| TASK TO COMPLETE |
All of the entries must be reproduced exactly, with no images carried over.

| THE RECORDS |
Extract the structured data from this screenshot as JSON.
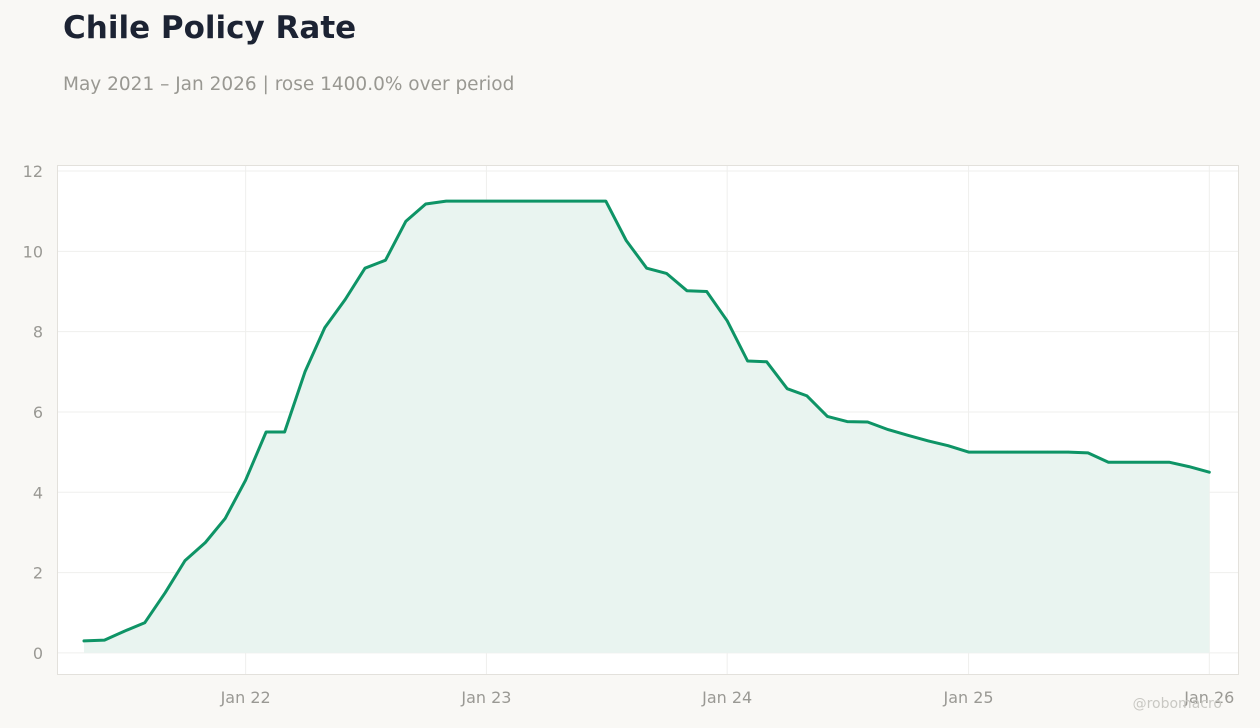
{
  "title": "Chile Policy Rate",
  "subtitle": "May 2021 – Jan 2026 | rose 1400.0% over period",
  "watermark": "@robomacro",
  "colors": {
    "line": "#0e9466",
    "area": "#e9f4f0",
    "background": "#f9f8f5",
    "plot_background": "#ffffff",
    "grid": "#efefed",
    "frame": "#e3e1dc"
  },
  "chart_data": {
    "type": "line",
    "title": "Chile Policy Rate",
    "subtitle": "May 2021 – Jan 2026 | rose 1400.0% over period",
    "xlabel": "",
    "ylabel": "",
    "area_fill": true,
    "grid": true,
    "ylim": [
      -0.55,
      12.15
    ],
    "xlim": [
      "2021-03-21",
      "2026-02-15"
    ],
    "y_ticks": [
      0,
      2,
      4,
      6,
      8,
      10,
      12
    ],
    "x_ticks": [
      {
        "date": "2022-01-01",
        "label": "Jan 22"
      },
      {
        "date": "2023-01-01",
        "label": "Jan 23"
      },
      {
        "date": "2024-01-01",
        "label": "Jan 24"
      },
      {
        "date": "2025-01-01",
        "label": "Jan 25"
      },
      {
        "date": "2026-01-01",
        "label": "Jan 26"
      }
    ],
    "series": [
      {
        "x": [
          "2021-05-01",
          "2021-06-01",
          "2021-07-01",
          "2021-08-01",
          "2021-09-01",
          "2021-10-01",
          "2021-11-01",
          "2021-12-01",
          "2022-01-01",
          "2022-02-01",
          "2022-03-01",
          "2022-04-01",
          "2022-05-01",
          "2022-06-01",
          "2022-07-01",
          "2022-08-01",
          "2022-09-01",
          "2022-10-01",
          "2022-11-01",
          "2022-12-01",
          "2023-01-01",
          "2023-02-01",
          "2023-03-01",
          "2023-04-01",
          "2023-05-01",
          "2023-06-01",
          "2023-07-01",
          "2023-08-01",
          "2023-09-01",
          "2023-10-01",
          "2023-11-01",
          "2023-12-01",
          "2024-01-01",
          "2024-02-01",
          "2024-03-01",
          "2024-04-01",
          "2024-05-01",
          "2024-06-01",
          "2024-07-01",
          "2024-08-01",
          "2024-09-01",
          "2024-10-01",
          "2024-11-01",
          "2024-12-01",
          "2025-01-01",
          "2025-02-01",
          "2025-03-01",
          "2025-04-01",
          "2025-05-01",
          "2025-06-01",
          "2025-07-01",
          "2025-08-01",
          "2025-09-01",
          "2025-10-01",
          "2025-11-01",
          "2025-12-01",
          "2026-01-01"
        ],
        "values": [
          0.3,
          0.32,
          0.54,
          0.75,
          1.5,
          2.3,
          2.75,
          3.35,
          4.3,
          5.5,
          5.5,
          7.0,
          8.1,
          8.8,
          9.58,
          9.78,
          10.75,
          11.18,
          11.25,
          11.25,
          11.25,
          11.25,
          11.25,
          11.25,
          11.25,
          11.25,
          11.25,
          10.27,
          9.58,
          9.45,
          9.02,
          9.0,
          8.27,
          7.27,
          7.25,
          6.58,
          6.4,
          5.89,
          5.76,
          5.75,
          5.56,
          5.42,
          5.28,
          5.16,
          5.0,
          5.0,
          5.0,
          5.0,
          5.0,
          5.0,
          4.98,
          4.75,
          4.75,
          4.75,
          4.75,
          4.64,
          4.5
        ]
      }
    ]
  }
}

| FULL OUTPUT |
Extract the structured data from this screenshot as JSON.
{
  "title": "Chile Policy Rate",
  "subtitle": "May 2021 – Jan 2026 | rose 1400.0% over period",
  "watermark": "@robomacro",
  "colors": {
    "line": "#0e9466",
    "area": "#e9f4f0",
    "background": "#f9f8f5",
    "plot_background": "#ffffff",
    "grid": "#efefed",
    "frame": "#e3e1dc"
  },
  "chart_data": {
    "type": "line",
    "title": "Chile Policy Rate",
    "subtitle": "May 2021 – Jan 2026 | rose 1400.0% over period",
    "xlabel": "",
    "ylabel": "",
    "area_fill": true,
    "grid": true,
    "ylim": [
      -0.55,
      12.15
    ],
    "xlim": [
      "2021-03-21",
      "2026-02-15"
    ],
    "y_ticks": [
      0,
      2,
      4,
      6,
      8,
      10,
      12
    ],
    "x_ticks": [
      {
        "date": "2022-01-01",
        "label": "Jan 22"
      },
      {
        "date": "2023-01-01",
        "label": "Jan 23"
      },
      {
        "date": "2024-01-01",
        "label": "Jan 24"
      },
      {
        "date": "2025-01-01",
        "label": "Jan 25"
      },
      {
        "date": "2026-01-01",
        "label": "Jan 26"
      }
    ],
    "series": [
      {
        "x": [
          "2021-05-01",
          "2021-06-01",
          "2021-07-01",
          "2021-08-01",
          "2021-09-01",
          "2021-10-01",
          "2021-11-01",
          "2021-12-01",
          "2022-01-01",
          "2022-02-01",
          "2022-03-01",
          "2022-04-01",
          "2022-05-01",
          "2022-06-01",
          "2022-07-01",
          "2022-08-01",
          "2022-09-01",
          "2022-10-01",
          "2022-11-01",
          "2022-12-01",
          "2023-01-01",
          "2023-02-01",
          "2023-03-01",
          "2023-04-01",
          "2023-05-01",
          "2023-06-01",
          "2023-07-01",
          "2023-08-01",
          "2023-09-01",
          "2023-10-01",
          "2023-11-01",
          "2023-12-01",
          "2024-01-01",
          "2024-02-01",
          "2024-03-01",
          "2024-04-01",
          "2024-05-01",
          "2024-06-01",
          "2024-07-01",
          "2024-08-01",
          "2024-09-01",
          "2024-10-01",
          "2024-11-01",
          "2024-12-01",
          "2025-01-01",
          "2025-02-01",
          "2025-03-01",
          "2025-04-01",
          "2025-05-01",
          "2025-06-01",
          "2025-07-01",
          "2025-08-01",
          "2025-09-01",
          "2025-10-01",
          "2025-11-01",
          "2025-12-01",
          "2026-01-01"
        ],
        "values": [
          0.3,
          0.32,
          0.54,
          0.75,
          1.5,
          2.3,
          2.75,
          3.35,
          4.3,
          5.5,
          5.5,
          7.0,
          8.1,
          8.8,
          9.58,
          9.78,
          10.75,
          11.18,
          11.25,
          11.25,
          11.25,
          11.25,
          11.25,
          11.25,
          11.25,
          11.25,
          11.25,
          10.27,
          9.58,
          9.45,
          9.02,
          9.0,
          8.27,
          7.27,
          7.25,
          6.58,
          6.4,
          5.89,
          5.76,
          5.75,
          5.56,
          5.42,
          5.28,
          5.16,
          5.0,
          5.0,
          5.0,
          5.0,
          5.0,
          5.0,
          4.98,
          4.75,
          4.75,
          4.75,
          4.75,
          4.64,
          4.5
        ]
      }
    ]
  }
}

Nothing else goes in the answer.